··· RECORDS TO PROCESS

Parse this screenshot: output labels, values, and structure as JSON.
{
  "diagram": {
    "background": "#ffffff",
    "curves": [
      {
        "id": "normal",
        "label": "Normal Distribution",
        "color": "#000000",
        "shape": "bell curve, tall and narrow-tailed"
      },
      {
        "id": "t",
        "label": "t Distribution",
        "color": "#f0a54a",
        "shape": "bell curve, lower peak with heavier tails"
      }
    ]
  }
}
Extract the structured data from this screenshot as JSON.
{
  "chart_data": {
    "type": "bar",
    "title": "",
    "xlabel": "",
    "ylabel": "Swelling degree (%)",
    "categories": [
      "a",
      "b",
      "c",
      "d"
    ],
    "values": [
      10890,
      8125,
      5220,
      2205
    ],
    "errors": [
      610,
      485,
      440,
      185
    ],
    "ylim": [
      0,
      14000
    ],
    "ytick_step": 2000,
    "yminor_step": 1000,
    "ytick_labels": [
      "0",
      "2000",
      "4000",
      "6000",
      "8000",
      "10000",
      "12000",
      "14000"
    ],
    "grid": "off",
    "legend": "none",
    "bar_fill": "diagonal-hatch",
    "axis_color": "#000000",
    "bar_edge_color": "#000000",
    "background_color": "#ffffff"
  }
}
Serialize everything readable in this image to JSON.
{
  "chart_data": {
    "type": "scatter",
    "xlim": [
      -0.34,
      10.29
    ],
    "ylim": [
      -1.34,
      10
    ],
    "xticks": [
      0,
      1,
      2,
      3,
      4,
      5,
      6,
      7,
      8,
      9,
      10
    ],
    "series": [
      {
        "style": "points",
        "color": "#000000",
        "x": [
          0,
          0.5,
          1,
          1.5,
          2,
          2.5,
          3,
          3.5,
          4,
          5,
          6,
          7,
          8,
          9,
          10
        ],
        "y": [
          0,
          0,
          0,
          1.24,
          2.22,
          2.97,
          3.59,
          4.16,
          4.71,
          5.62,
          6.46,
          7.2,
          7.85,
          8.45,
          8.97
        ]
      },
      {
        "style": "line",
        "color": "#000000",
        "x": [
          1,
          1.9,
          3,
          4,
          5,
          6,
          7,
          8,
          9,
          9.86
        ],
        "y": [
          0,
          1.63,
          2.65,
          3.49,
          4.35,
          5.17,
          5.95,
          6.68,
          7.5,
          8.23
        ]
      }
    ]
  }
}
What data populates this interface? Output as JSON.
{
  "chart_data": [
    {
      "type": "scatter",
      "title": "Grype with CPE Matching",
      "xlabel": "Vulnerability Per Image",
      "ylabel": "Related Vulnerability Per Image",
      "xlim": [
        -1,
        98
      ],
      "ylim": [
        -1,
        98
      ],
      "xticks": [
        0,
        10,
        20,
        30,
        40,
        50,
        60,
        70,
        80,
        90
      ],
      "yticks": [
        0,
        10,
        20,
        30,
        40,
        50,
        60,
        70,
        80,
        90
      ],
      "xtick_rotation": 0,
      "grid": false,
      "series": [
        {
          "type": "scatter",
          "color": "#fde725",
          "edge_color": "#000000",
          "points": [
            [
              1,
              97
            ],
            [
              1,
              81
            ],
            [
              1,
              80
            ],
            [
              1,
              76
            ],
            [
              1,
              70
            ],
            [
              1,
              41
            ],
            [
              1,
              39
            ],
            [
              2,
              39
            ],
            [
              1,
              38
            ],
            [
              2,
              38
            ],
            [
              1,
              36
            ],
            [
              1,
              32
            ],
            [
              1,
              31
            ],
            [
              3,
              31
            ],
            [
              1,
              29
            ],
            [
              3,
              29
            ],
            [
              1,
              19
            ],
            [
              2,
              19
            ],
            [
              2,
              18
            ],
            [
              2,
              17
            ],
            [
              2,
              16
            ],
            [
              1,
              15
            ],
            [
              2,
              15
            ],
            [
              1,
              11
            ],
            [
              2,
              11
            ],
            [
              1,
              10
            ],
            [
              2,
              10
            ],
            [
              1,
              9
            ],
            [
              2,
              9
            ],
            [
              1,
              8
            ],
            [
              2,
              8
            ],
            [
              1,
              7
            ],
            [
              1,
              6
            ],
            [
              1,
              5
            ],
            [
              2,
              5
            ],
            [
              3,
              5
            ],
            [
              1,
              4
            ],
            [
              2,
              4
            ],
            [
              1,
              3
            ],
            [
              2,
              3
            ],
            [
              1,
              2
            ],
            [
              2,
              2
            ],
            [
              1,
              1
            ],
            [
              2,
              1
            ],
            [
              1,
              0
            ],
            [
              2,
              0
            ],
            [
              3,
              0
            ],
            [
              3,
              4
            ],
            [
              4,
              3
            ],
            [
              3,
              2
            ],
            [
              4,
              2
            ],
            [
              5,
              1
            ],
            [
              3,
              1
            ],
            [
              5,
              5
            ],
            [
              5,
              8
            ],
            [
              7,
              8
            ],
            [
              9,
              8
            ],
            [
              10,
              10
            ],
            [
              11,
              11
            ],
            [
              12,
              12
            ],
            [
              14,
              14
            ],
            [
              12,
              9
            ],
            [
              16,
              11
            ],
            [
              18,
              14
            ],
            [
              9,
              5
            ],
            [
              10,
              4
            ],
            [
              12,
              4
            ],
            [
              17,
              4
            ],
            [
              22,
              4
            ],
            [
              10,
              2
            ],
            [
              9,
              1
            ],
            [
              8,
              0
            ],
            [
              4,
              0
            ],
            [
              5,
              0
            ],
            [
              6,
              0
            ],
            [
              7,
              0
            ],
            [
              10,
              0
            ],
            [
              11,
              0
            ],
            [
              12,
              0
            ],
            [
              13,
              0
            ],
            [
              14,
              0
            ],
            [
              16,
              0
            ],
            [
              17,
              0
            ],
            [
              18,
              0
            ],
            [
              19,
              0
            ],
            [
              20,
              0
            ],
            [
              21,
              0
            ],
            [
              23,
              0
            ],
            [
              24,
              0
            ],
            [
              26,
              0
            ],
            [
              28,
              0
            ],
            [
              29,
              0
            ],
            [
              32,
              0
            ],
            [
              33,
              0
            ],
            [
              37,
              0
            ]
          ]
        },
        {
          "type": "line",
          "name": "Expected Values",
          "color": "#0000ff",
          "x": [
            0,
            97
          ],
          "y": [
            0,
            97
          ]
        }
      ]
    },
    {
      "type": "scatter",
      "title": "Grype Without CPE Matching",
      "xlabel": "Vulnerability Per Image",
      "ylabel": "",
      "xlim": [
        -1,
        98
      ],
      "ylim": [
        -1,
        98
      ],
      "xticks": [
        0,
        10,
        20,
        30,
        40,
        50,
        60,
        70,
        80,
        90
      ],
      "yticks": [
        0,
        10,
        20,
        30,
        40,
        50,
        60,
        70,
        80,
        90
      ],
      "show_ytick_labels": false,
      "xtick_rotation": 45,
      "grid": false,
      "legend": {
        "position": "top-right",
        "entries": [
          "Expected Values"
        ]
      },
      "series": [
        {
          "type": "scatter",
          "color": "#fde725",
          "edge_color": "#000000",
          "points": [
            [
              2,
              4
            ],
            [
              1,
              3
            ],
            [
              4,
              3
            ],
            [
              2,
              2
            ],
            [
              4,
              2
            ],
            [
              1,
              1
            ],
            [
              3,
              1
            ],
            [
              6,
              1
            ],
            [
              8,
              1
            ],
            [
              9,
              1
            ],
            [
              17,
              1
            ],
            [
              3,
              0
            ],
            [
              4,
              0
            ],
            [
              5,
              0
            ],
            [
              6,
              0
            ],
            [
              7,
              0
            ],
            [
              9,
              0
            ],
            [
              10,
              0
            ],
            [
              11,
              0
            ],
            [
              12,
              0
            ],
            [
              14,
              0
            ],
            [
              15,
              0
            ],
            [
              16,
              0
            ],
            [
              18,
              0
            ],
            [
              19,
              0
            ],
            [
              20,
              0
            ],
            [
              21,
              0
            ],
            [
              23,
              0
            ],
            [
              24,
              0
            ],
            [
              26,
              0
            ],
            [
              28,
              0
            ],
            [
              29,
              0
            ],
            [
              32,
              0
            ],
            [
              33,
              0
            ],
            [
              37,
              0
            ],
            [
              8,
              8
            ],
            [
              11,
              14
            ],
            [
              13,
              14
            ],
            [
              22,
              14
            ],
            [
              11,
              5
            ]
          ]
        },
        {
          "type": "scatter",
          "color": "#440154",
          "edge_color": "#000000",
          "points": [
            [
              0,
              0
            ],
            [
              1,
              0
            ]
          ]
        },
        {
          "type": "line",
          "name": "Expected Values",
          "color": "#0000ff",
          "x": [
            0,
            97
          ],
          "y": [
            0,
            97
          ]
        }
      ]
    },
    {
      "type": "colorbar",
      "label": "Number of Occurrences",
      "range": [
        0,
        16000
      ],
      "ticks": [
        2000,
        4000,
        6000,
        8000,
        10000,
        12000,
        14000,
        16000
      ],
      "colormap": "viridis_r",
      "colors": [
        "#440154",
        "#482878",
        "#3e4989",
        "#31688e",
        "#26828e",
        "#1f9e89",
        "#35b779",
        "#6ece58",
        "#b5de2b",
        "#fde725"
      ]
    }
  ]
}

······

PROBLEM STATEMENT
Check each line of the records for the word "this", and show the lines that contain it.

ANSWER FOR THE TASK
Parse this screenshot: output labels, values, and structure as JSON.
Extract the structured data from this screenshot as JSON.
Serialize everything readable in this image to JSON.
What data populates this interface? Output as JSON.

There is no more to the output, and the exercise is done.